**Challenge**
Every entry must be given again exactly.

[Records]

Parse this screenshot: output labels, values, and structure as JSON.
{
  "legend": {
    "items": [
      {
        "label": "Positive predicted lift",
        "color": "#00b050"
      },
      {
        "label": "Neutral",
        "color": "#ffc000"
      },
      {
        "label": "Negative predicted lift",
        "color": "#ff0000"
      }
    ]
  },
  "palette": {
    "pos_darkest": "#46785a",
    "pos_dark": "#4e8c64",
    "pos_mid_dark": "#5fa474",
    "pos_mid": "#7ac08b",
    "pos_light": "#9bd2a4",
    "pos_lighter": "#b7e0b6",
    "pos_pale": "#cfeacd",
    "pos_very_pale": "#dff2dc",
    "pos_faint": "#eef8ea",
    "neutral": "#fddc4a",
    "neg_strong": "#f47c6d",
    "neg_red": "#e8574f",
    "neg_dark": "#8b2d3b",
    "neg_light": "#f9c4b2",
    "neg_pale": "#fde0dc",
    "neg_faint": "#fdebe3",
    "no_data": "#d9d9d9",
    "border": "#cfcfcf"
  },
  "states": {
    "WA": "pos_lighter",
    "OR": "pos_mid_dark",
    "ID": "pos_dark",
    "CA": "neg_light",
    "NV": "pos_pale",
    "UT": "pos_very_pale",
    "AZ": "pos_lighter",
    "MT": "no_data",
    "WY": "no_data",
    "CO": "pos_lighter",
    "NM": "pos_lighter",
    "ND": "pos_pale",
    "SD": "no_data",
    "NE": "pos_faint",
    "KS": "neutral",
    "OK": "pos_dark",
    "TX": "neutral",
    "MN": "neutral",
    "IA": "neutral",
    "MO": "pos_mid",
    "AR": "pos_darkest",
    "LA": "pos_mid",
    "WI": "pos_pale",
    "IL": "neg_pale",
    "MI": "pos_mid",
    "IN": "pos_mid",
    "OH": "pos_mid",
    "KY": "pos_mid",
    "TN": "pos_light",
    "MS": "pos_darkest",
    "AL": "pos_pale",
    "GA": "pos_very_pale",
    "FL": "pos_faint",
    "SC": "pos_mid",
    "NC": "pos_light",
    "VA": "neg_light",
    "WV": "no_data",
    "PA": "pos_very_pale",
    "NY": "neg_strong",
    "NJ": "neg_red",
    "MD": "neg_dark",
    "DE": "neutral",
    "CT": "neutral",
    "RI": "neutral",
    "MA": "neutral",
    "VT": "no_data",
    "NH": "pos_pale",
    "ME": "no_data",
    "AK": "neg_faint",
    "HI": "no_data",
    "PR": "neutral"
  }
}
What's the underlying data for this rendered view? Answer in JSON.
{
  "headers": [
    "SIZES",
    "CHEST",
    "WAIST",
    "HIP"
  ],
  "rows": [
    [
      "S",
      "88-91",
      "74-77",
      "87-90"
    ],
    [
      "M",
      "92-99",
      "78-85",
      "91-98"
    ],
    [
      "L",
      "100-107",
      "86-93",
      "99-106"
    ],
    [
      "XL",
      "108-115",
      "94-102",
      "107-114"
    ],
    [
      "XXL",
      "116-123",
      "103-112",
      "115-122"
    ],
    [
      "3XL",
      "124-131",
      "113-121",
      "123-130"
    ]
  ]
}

**Exercise answer**
Parse this screenshot: output labels, values, and structure as JSON.
{
  "legend": {
    "items": [
      {
        "label": "Positive predicted lift",
        "color": "#00b050"
      },
      {
        "label": "Neutral",
        "color": "#ffc000"
      },
      {
        "label": "Negative predicted lift",
        "color": "#ff0000"
      }
    ]
  },
  "palette": {
    "pos_darkest": "#46785a",
    "pos_dark": "#4e8c64",
    "pos_mid_dark": "#5fa474",
    "pos_mid": "#7ac08b",
    "pos_light": "#9bd2a4",
    "pos_lighter": "#b7e0b6",
    "pos_pale": "#cfeacd",
    "pos_very_pale": "#dff2dc",
    "pos_faint": "#eef8ea",
    "neutral": "#fddc4a",
    "neg_strong": "#f47c6d",
    "neg_red": "#e8574f",
    "neg_dark": "#8b2d3b",
    "neg_light": "#f9c4b2",
    "neg_pale": "#fde0dc",
    "neg_faint": "#fdebe3",
    "no_data": "#d9d9d9",
    "border": "#cfcfcf"
  },
  "states": {
    "WA": "pos_lighter",
    "OR": "pos_mid_dark",
    "ID": "pos_dark",
    "CA": "neg_light",
    "NV": "pos_pale",
    "UT": "pos_very_pale",
    "AZ": "pos_lighter",
    "MT": "no_data",
    "WY": "no_data",
    "CO": "pos_lighter",
    "NM": "pos_lighter",
    "ND": "pos_pale",
    "SD": "no_data",
    "NE": "pos_faint",
    "KS": "neutral",
    "OK": "pos_dark",
    "TX": "neutral",
    "MN": "neutral",
    "IA": "neutral",
    "MO": "pos_mid",
    "AR": "pos_darkest",
    "LA": "pos_mid",
    "WI": "pos_pale",
    "IL": "neg_pale",
    "MI": "pos_mid",
    "IN": "pos_mid",
    "OH": "pos_mid",
    "KY": "pos_mid",
    "TN": "pos_light",
    "MS": "pos_darkest",
    "AL": "pos_pale",
    "GA": "pos_very_pale",
    "FL": "pos_faint",
    "SC": "pos_mid",
    "NC": "pos_light",
    "VA": "neg_light",
    "WV": "no_data",
    "PA": "pos_very_pale",
    "NY": "neg_strong",
    "NJ": "neg_red",
    "MD": "neg_dark",
    "DE": "neutral",
    "CT": "neutral",
    "RI": "neutral",
    "MA": "neutral",
    "VT": "no_data",
    "NH": "pos_pale",
    "ME": "no_data",
    "AK": "neg_faint",
    "HI": "no_data",
    "PR": "neutral"
  }
}
What's the underlying data for this rendered view? Answer in JSON.
{
  "headers": [
    "SIZES",
    "CHEST",
    "WAIST",
    "HIP"
  ],
  "rows": [
    [
      "S",
      "88-91",
      "74-77",
      "87-90"
    ],
    [
      "M",
      "92-99",
      "78-85",
      "91-98"
    ],
    [
      "L",
      "100-107",
      "86-93",
      "99-106"
    ],
    [
      "XL",
      "108-115",
      "94-102",
      "107-114"
    ],
    [
      "XXL",
      "116-123",
      "103-112",
      "115-122"
    ],
    [
      "3XL",
      "124-131",
      "113-121",
      "123-130"
    ]
  ]
}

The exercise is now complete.